• [Requirement] Output the material below in full, exactly as it is.

• [Listed entries]

====

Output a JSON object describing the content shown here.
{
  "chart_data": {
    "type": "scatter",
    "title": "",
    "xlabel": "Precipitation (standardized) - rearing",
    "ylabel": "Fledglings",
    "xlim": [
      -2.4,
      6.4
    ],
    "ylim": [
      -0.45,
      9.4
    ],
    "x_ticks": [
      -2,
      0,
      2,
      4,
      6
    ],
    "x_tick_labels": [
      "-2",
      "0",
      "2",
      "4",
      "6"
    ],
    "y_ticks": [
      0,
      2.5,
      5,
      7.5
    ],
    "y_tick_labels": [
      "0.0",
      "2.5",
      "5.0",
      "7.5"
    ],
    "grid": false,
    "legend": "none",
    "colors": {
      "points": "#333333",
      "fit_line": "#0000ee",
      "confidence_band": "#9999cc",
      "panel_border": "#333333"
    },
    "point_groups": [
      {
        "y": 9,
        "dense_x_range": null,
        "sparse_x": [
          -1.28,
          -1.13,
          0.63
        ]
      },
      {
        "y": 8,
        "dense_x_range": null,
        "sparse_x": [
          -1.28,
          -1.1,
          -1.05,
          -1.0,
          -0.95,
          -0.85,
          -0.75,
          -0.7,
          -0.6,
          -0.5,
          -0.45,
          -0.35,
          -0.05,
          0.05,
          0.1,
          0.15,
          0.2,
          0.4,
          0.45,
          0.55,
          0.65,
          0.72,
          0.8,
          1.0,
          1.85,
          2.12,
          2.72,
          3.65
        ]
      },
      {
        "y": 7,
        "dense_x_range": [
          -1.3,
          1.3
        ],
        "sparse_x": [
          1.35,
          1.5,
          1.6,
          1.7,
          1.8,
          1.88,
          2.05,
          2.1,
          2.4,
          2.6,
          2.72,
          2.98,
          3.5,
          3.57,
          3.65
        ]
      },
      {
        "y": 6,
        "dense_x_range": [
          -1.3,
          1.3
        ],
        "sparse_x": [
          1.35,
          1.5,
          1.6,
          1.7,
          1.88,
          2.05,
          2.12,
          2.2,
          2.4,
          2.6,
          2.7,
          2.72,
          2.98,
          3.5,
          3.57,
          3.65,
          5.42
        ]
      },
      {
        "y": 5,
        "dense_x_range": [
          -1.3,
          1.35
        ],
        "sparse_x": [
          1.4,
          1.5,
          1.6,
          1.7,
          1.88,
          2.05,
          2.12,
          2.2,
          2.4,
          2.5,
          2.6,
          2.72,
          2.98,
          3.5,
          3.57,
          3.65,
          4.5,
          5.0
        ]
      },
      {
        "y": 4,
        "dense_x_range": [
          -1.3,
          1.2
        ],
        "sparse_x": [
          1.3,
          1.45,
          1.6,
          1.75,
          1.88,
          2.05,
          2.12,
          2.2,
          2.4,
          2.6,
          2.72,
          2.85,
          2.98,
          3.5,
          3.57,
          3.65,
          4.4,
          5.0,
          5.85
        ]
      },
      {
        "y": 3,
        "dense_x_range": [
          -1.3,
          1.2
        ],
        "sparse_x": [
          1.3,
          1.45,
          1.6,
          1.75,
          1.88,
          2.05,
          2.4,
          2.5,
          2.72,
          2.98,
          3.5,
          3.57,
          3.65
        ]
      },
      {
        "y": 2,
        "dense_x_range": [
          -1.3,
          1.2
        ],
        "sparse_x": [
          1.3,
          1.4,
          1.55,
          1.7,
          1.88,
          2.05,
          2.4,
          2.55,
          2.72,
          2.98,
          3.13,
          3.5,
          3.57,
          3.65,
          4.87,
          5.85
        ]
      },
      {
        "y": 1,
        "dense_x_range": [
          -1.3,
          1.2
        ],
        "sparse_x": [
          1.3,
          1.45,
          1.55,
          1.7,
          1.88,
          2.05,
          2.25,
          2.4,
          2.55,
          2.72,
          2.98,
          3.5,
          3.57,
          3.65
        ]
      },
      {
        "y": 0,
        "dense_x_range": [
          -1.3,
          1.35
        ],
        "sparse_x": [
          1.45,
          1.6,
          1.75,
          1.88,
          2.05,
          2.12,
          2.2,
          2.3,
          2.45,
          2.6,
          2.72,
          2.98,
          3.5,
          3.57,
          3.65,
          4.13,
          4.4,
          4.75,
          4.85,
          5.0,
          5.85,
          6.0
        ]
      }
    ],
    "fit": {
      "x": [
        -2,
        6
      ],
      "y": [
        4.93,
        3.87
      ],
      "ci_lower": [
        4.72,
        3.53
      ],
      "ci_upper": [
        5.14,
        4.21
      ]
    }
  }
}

====

• [Response for this exercise]
Output a JSON object describing the content shown here.
{
  "chart_data": {
    "type": "scatter",
    "title": "",
    "xlabel": "Precipitation (standardized) - rearing",
    "ylabel": "Fledglings",
    "xlim": [
      -2.4,
      6.4
    ],
    "ylim": [
      -0.45,
      9.4
    ],
    "x_ticks": [
      -2,
      0,
      2,
      4,
      6
    ],
    "x_tick_labels": [
      "-2",
      "0",
      "2",
      "4",
      "6"
    ],
    "y_ticks": [
      0,
      2.5,
      5,
      7.5
    ],
    "y_tick_labels": [
      "0.0",
      "2.5",
      "5.0",
      "7.5"
    ],
    "grid": false,
    "legend": "none",
    "colors": {
      "points": "#333333",
      "fit_line": "#0000ee",
      "confidence_band": "#9999cc",
      "panel_border": "#333333"
    },
    "point_groups": [
      {
        "y": 9,
        "dense_x_range": null,
        "sparse_x": [
          -1.28,
          -1.13,
          0.63
        ]
      },
      {
        "y": 8,
        "dense_x_range": null,
        "sparse_x": [
          -1.28,
          -1.1,
          -1.05,
          -1.0,
          -0.95,
          -0.85,
          -0.75,
          -0.7,
          -0.6,
          -0.5,
          -0.45,
          -0.35,
          -0.05,
          0.05,
          0.1,
          0.15,
          0.2,
          0.4,
          0.45,
          0.55,
          0.65,
          0.72,
          0.8,
          1.0,
          1.85,
          2.12,
          2.72,
          3.65
        ]
      },
      {
        "y": 7,
        "dense_x_range": [
          -1.3,
          1.3
        ],
        "sparse_x": [
          1.35,
          1.5,
          1.6,
          1.7,
          1.8,
          1.88,
          2.05,
          2.1,
          2.4,
          2.6,
          2.72,
          2.98,
          3.5,
          3.57,
          3.65
        ]
      },
      {
        "y": 6,
        "dense_x_range": [
          -1.3,
          1.3
        ],
        "sparse_x": [
          1.35,
          1.5,
          1.6,
          1.7,
          1.88,
          2.05,
          2.12,
          2.2,
          2.4,
          2.6,
          2.7,
          2.72,
          2.98,
          3.5,
          3.57,
          3.65,
          5.42
        ]
      },
      {
        "y": 5,
        "dense_x_range": [
          -1.3,
          1.35
        ],
        "sparse_x": [
          1.4,
          1.5,
          1.6,
          1.7,
          1.88,
          2.05,
          2.12,
          2.2,
          2.4,
          2.5,
          2.6,
          2.72,
          2.98,
          3.5,
          3.57,
          3.65,
          4.5,
          5.0
        ]
      },
      {
        "y": 4,
        "dense_x_range": [
          -1.3,
          1.2
        ],
        "sparse_x": [
          1.3,
          1.45,
          1.6,
          1.75,
          1.88,
          2.05,
          2.12,
          2.2,
          2.4,
          2.6,
          2.72,
          2.85,
          2.98,
          3.5,
          3.57,
          3.65,
          4.4,
          5.0,
          5.85
        ]
      },
      {
        "y": 3,
        "dense_x_range": [
          -1.3,
          1.2
        ],
        "sparse_x": [
          1.3,
          1.45,
          1.6,
          1.75,
          1.88,
          2.05,
          2.4,
          2.5,
          2.72,
          2.98,
          3.5,
          3.57,
          3.65
        ]
      },
      {
        "y": 2,
        "dense_x_range": [
          -1.3,
          1.2
        ],
        "sparse_x": [
          1.3,
          1.4,
          1.55,
          1.7,
          1.88,
          2.05,
          2.4,
          2.55,
          2.72,
          2.98,
          3.13,
          3.5,
          3.57,
          3.65,
          4.87,
          5.85
        ]
      },
      {
        "y": 1,
        "dense_x_range": [
          -1.3,
          1.2
        ],
        "sparse_x": [
          1.3,
          1.45,
          1.55,
          1.7,
          1.88,
          2.05,
          2.25,
          2.4,
          2.55,
          2.72,
          2.98,
          3.5,
          3.57,
          3.65
        ]
      },
      {
        "y": 0,
        "dense_x_range": [
          -1.3,
          1.35
        ],
        "sparse_x": [
          1.45,
          1.6,
          1.75,
          1.88,
          2.05,
          2.12,
          2.2,
          2.3,
          2.45,
          2.6,
          2.72,
          2.98,
          3.5,
          3.57,
          3.65,
          4.13,
          4.4,
          4.75,
          4.85,
          5.0,
          5.85,
          6.0
        ]
      }
    ],
    "fit": {
      "x": [
        -2,
        6
      ],
      "y": [
        4.93,
        3.87
      ],
      "ci_lower": [
        4.72,
        3.53
      ],
      "ci_upper": [
        5.14,
        4.21
      ]
    }
  }
}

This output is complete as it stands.